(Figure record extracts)

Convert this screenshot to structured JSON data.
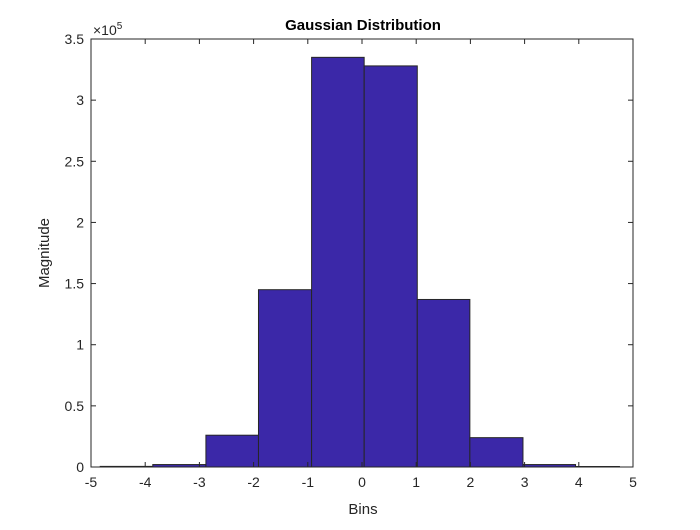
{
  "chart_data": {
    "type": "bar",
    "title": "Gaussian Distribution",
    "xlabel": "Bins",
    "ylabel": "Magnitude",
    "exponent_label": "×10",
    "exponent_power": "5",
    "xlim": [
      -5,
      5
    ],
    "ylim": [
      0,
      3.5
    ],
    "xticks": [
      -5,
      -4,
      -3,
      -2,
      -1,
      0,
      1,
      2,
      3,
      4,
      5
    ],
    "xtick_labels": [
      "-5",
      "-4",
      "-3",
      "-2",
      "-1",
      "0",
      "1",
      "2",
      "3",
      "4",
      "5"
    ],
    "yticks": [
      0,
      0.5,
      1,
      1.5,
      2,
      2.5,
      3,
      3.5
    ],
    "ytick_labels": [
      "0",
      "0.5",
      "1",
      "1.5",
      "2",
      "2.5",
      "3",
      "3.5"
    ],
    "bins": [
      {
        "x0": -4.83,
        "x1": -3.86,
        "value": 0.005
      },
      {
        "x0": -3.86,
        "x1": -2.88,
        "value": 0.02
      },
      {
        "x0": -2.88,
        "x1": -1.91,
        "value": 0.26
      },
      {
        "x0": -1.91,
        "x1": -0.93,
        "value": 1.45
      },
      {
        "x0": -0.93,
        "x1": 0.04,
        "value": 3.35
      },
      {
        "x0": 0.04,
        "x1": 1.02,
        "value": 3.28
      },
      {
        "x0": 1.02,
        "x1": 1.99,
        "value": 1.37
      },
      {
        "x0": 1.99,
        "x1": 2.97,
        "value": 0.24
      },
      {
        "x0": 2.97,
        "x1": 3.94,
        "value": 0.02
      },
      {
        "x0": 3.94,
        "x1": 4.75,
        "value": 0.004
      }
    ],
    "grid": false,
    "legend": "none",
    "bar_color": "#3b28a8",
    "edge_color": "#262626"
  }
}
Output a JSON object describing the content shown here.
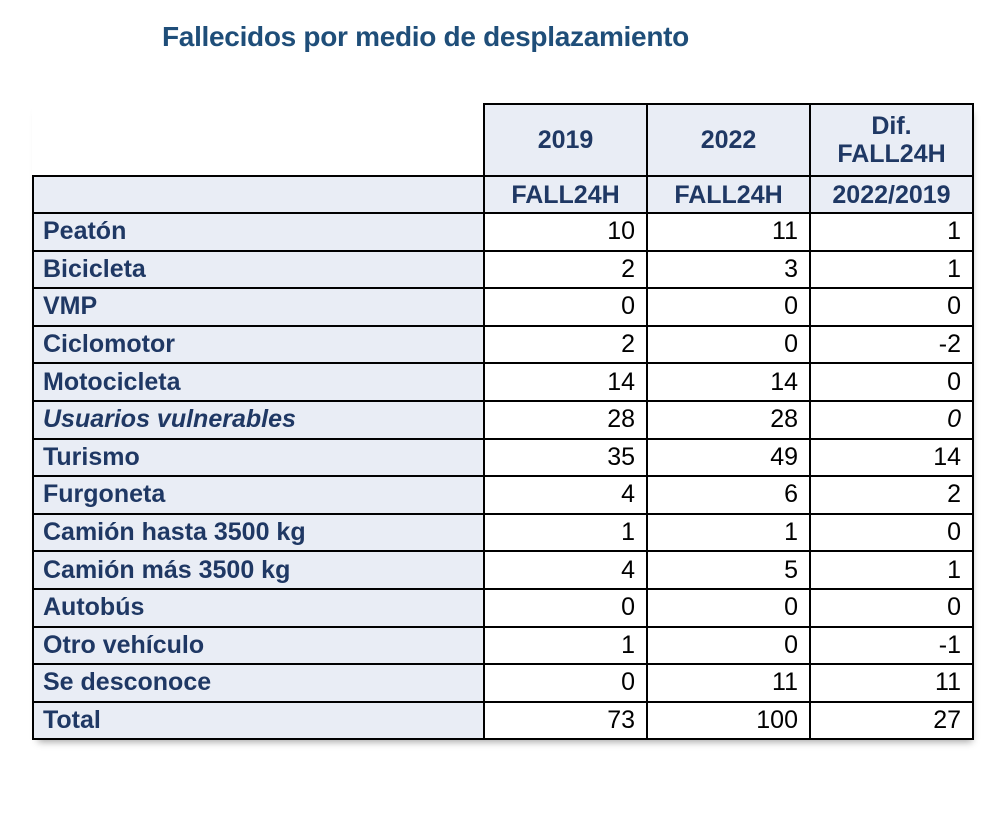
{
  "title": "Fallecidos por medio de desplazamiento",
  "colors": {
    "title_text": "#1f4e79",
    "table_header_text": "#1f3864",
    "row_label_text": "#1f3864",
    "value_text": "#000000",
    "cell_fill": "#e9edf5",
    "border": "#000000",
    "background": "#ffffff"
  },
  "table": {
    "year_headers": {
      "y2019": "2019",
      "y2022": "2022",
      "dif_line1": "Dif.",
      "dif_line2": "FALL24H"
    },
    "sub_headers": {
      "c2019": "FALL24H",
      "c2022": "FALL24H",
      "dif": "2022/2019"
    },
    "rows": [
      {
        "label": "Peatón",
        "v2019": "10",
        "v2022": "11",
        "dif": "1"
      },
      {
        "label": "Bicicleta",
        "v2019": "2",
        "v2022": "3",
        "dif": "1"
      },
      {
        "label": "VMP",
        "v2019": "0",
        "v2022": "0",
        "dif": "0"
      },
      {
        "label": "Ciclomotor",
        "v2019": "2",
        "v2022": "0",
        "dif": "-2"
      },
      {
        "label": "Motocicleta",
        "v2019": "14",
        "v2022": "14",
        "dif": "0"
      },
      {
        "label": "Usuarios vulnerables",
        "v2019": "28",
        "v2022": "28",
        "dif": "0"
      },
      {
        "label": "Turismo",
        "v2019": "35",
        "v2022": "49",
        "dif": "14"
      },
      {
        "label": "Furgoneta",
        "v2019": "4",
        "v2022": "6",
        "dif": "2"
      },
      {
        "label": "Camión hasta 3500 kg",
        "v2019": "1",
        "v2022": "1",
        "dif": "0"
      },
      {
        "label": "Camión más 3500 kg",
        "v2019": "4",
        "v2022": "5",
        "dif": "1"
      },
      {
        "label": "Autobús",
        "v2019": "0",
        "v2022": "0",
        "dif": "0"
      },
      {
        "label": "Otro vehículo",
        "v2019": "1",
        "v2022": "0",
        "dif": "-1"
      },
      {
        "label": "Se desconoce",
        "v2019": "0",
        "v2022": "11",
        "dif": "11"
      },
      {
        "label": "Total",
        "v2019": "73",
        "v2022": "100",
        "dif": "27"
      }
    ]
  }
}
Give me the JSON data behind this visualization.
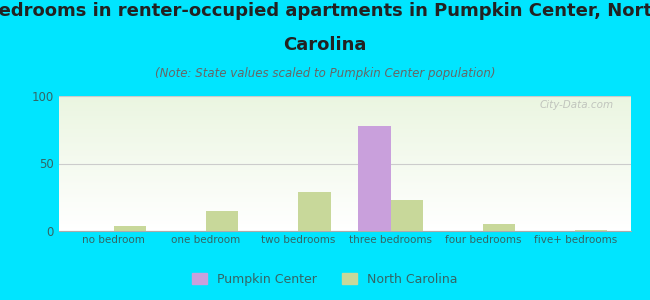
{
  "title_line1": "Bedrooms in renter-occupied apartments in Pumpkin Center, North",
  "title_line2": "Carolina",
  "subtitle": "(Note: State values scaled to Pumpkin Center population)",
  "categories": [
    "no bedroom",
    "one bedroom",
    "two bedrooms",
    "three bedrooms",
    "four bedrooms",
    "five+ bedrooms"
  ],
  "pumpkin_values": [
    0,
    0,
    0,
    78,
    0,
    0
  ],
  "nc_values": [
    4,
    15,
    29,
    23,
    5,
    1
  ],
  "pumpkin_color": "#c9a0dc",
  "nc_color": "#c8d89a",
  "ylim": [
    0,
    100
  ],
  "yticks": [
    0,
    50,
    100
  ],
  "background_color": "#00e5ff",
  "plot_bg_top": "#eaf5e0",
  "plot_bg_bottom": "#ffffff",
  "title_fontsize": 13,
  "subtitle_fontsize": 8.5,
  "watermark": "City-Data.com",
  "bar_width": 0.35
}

* **DIRECTION**: Copy out the listing exactly as it stands, but not the pictures.

* **TASK OUTPUT**:
Convert this screenshot to structured JSON data.
{
  "chart_data": {
    "type": "bar",
    "title": "Gaussian Distribution",
    "xlabel": "Bins",
    "ylabel": "Magnitude",
    "exponent_label": "×10",
    "exponent_power": "5",
    "xlim": [
      -5,
      5
    ],
    "ylim": [
      0,
      3.5
    ],
    "xticks": [
      -5,
      -4,
      -3,
      -2,
      -1,
      0,
      1,
      2,
      3,
      4,
      5
    ],
    "xtick_labels": [
      "-5",
      "-4",
      "-3",
      "-2",
      "-1",
      "0",
      "1",
      "2",
      "3",
      "4",
      "5"
    ],
    "yticks": [
      0,
      0.5,
      1,
      1.5,
      2,
      2.5,
      3,
      3.5
    ],
    "ytick_labels": [
      "0",
      "0.5",
      "1",
      "1.5",
      "2",
      "2.5",
      "3",
      "3.5"
    ],
    "bins": [
      {
        "x0": -4.83,
        "x1": -3.86,
        "value": 0.005
      },
      {
        "x0": -3.86,
        "x1": -2.88,
        "value": 0.02
      },
      {
        "x0": -2.88,
        "x1": -1.91,
        "value": 0.26
      },
      {
        "x0": -1.91,
        "x1": -0.93,
        "value": 1.45
      },
      {
        "x0": -0.93,
        "x1": 0.04,
        "value": 3.35
      },
      {
        "x0": 0.04,
        "x1": 1.02,
        "value": 3.28
      },
      {
        "x0": 1.02,
        "x1": 1.99,
        "value": 1.37
      },
      {
        "x0": 1.99,
        "x1": 2.97,
        "value": 0.24
      },
      {
        "x0": 2.97,
        "x1": 3.94,
        "value": 0.02
      },
      {
        "x0": 3.94,
        "x1": 4.75,
        "value": 0.004
      }
    ],
    "grid": false,
    "legend": "none",
    "bar_color": "#3b28a8",
    "edge_color": "#262626"
  }
}
Output a JSON object describing the content shown here.
{
  "title": "Fallecidos por medio de desplazamiento",
  "colors": {
    "title_text": "#1f4e79",
    "table_header_text": "#1f3864",
    "row_label_text": "#1f3864",
    "value_text": "#000000",
    "cell_fill": "#e9edf5",
    "border": "#000000",
    "background": "#ffffff"
  },
  "table": {
    "year_headers": {
      "y2019": "2019",
      "y2022": "2022",
      "dif_line1": "Dif.",
      "dif_line2": "FALL24H"
    },
    "sub_headers": {
      "c2019": "FALL24H",
      "c2022": "FALL24H",
      "dif": "2022/2019"
    },
    "rows": [
      {
        "label": "Peatón",
        "v2019": "10",
        "v2022": "11",
        "dif": "1"
      },
      {
        "label": "Bicicleta",
        "v2019": "2",
        "v2022": "3",
        "dif": "1"
      },
      {
        "label": "VMP",
        "v2019": "0",
        "v2022": "0",
        "dif": "0"
      },
      {
        "label": "Ciclomotor",
        "v2019": "2",
        "v2022": "0",
        "dif": "-2"
      },
      {
        "label": "Motocicleta",
        "v2019": "14",
        "v2022": "14",
        "dif": "0"
      },
      {
        "label": "Usuarios vulnerables",
        "v2019": "28",
        "v2022": "28",
        "dif": "0"
      },
      {
        "label": "Turismo",
        "v2019": "35",
        "v2022": "49",
        "dif": "14"
      },
      {
        "label": "Furgoneta",
        "v2019": "4",
        "v2022": "6",
        "dif": "2"
      },
      {
        "label": "Camión hasta 3500 kg",
        "v2019": "1",
        "v2022": "1",
        "dif": "0"
      },
      {
        "label": "Camión más 3500 kg",
        "v2019": "4",
        "v2022": "5",
        "dif": "1"
      },
      {
        "label": "Autobús",
        "v2019": "0",
        "v2022": "0",
        "dif": "0"
      },
      {
        "label": "Otro vehículo",
        "v2019": "1",
        "v2022": "0",
        "dif": "-1"
      },
      {
        "label": "Se desconoce",
        "v2019": "0",
        "v2022": "11",
        "dif": "11"
      },
      {
        "label": "Total",
        "v2019": "73",
        "v2022": "100",
        "dif": "27"
      }
    ]
  }
}
Give me the JSON data behind this visualization.
{
  "title_line1": "Bedrooms in renter-occupied apartments in Pumpkin Center, North",
  "title_line2": "Carolina",
  "subtitle": "(Note: State values scaled to Pumpkin Center population)",
  "categories": [
    "no bedroom",
    "one bedroom",
    "two bedrooms",
    "three bedrooms",
    "four bedrooms",
    "five+ bedrooms"
  ],
  "pumpkin_values": [
    0,
    0,
    0,
    78,
    0,
    0
  ],
  "nc_values": [
    4,
    15,
    29,
    23,
    5,
    1
  ],
  "pumpkin_color": "#c9a0dc",
  "nc_color": "#c8d89a",
  "ylim": [
    0,
    100
  ],
  "yticks": [
    0,
    50,
    100
  ],
  "background_color": "#00e5ff",
  "plot_bg_top": "#eaf5e0",
  "plot_bg_bottom": "#ffffff",
  "title_fontsize": 13,
  "subtitle_fontsize": 8.5,
  "watermark": "City-Data.com",
  "bar_width": 0.35
}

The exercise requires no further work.